EXERCISE AIM – Go through the entries below and print each one exactly, leaving out pictures.

★ ★ ★ ★ ★

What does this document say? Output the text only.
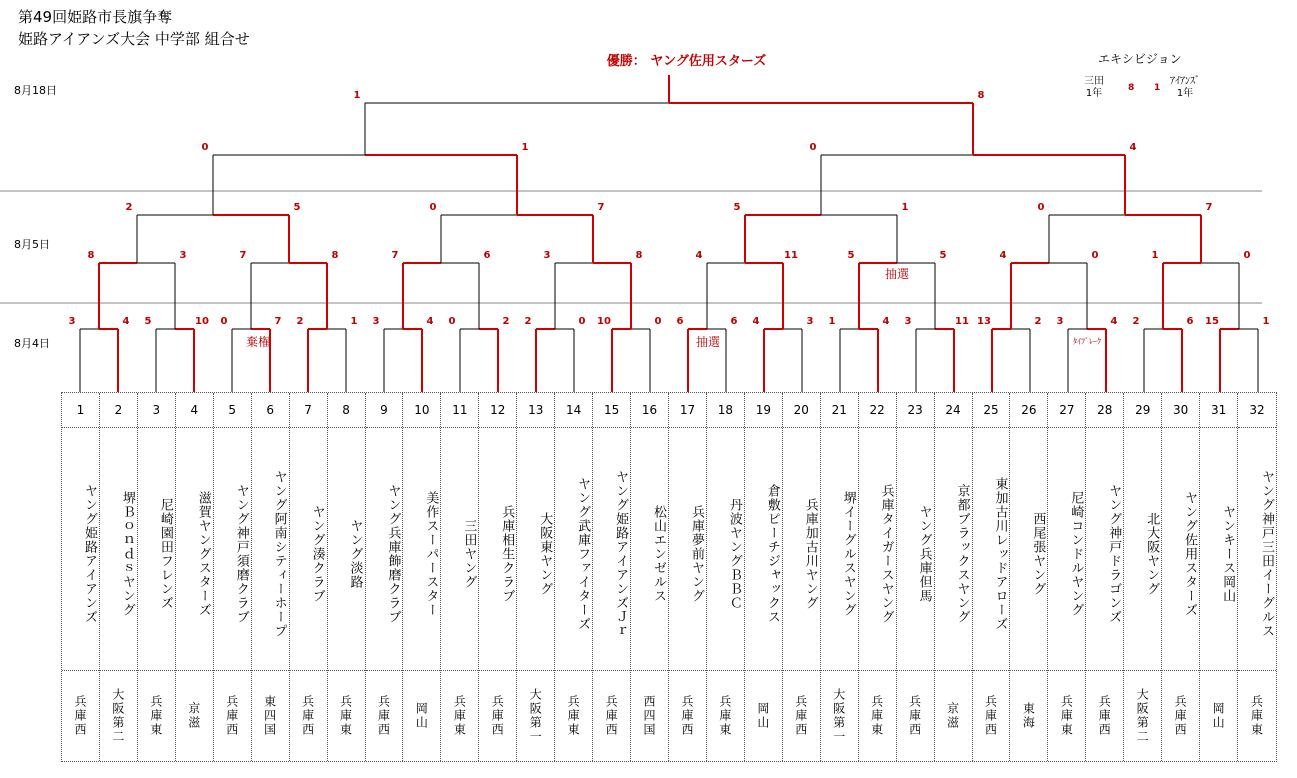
第49回姫路市長旗争奪
姫路アイアンズ大会 中学部 組合せ
優勝： ヤング佐用スターズ
8月18日
8月5日
8月4日
エキシビジョン
三田
1年	8 1
ｱｲｱﾝｽﾞ
1年
棄権	抽選
抽選
ﾀｲﾌﾞﾚｰｸ
3	4 5	10 0	7 2	1 3	4 0	2 2	0 10	0 6	6 4	3 1	4 3	11 13	2 3	4 2	6 15	1
8	3	7	8	7	6	3	8	4	11	5	5	4	0	1	0
2	5	0	7	5	1	0	7
0	1	0	4
1	8
1
ヤング姫路アイアンズ
兵庫西
2
堺Ｂｏｎｄｓヤング
大阪第二
3
尼崎園田フレンズ
兵庫東
4
滋賀ヤングスターズ
京滋
5
ヤング神戸須磨クラブ
兵庫西
6
ヤング阿南シティーホープ
東四国
7
ヤング湊クラブ
兵庫西
8
ヤング淡路
兵庫東
9
ヤング兵庫飾磨クラブ
兵庫西
10
美作スーパースター
岡山
11
三田ヤング
兵庫東
12
兵庫相生クラブ
兵庫西
13
大阪東ヤング
大阪第一
14
ヤング武庫ファイターズ
兵庫東
15
ヤング姫路アイアンズＪｒ
兵庫西
16
松山エンゼルス
西四国
17
兵庫夢前ヤング
兵庫西
18
丹波ヤングＢＢＣ
兵庫東
19
倉敷ピーチジャックス
岡山
20
兵庫加古川ヤング
兵庫西
21
堺イーグルスヤング
大阪第一
22
兵庫タイガースヤング
兵庫東
23
ヤング兵庫但馬
兵庫西
24
京都ブラックスヤング
京滋
25
東加古川レッドアローズ
兵庫西
26
西尾張ヤング
東海
27
尼崎コンドルヤング
兵庫東
28
ヤング神戸ドラゴンズ
兵庫西
29
北大阪ヤング
大阪第二
30
ヤング佐用スターズ
兵庫西
31
ヤンキース岡山
岡山
32
ヤング神戸三田イーグルス
兵庫東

★ ★ ★ ★ ★

OUTPUT FOR THIS EXERCISE –
What does this document say? Output the text only.
第49回姫路市長旗争奪
姫路アイアンズ大会 中学部 組合せ
優勝： ヤング佐用スターズ
8月18日
8月5日
8月4日
エキシビジョン
三田
1年	8 1
ｱｲｱﾝｽﾞ
1年
棄権	抽選
抽選
ﾀｲﾌﾞﾚｰｸ
3	4 5	10 0	7 2	1 3	4 0	2 2	0 10	0 6	6 4	3 1	4 3	11 13	2 3	4 2	6 15	1
8	3	7	8	7	6	3	8	4	11	5	5	4	0	1	0
2	5	0	7	5	1	0	7
0	1	0	4
1	8
1
ヤング姫路アイアンズ
兵庫西
2
堺Ｂｏｎｄｓヤング
大阪第二
3
尼崎園田フレンズ
兵庫東
4
滋賀ヤングスターズ
京滋
5
ヤング神戸須磨クラブ
兵庫西
6
ヤング阿南シティーホープ
東四国
7
ヤング湊クラブ
兵庫西
8
ヤング淡路
兵庫東
9
ヤング兵庫飾磨クラブ
兵庫西
10
美作スーパースター
岡山
11
三田ヤング
兵庫東
12
兵庫相生クラブ
兵庫西
13
大阪東ヤング
大阪第一
14
ヤング武庫ファイターズ
兵庫東
15
ヤング姫路アイアンズＪｒ
兵庫西
16
松山エンゼルス
西四国
17
兵庫夢前ヤング
兵庫西
18
丹波ヤングＢＢＣ
兵庫東
19
倉敷ピーチジャックス
岡山
20
兵庫加古川ヤング
兵庫西
21
堺イーグルスヤング
大阪第一
22
兵庫タイガースヤング
兵庫東
23
ヤング兵庫但馬
兵庫西
24
京都ブラックスヤング
京滋
25
東加古川レッドアローズ
兵庫西
26
西尾張ヤング
東海
27
尼崎コンドルヤング
兵庫東
28
ヤング神戸ドラゴンズ
兵庫西
29
北大阪ヤング
大阪第二
30
ヤング佐用スターズ
兵庫西
31
ヤンキース岡山
岡山
32
ヤング神戸三田イーグルス
兵庫東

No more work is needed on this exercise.